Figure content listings
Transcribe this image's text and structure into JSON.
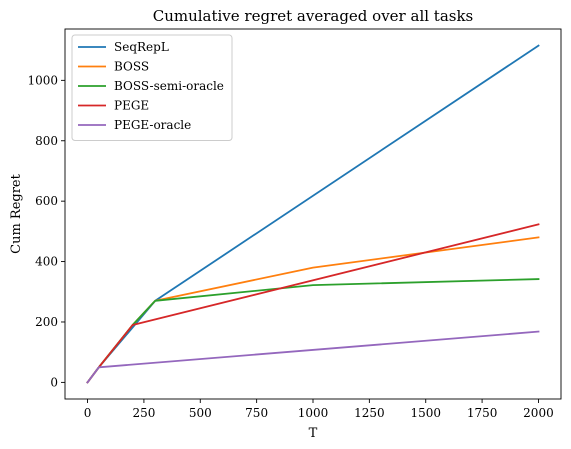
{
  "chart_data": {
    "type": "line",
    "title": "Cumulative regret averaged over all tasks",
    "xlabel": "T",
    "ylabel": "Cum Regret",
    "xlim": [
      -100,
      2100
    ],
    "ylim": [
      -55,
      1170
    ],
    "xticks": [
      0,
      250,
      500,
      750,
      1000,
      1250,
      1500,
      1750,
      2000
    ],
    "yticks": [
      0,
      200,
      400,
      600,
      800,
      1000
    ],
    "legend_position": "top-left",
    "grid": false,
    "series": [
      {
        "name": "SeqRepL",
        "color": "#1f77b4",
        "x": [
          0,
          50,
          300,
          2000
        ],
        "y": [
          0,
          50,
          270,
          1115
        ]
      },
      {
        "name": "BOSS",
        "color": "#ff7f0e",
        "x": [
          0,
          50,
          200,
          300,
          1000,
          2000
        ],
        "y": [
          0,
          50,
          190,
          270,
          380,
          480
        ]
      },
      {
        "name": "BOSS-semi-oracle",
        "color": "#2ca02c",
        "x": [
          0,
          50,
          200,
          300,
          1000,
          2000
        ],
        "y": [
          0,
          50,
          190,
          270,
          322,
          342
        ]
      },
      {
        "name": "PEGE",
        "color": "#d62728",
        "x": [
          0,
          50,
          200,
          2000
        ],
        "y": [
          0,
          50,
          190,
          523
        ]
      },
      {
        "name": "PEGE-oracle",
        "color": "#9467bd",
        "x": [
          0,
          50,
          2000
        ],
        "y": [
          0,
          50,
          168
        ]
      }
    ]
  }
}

* **AIM OF THE EXERCISE**: How many lines in the data contain the string "color"? Respond with the number only.

* **THE OUTPUT**: 5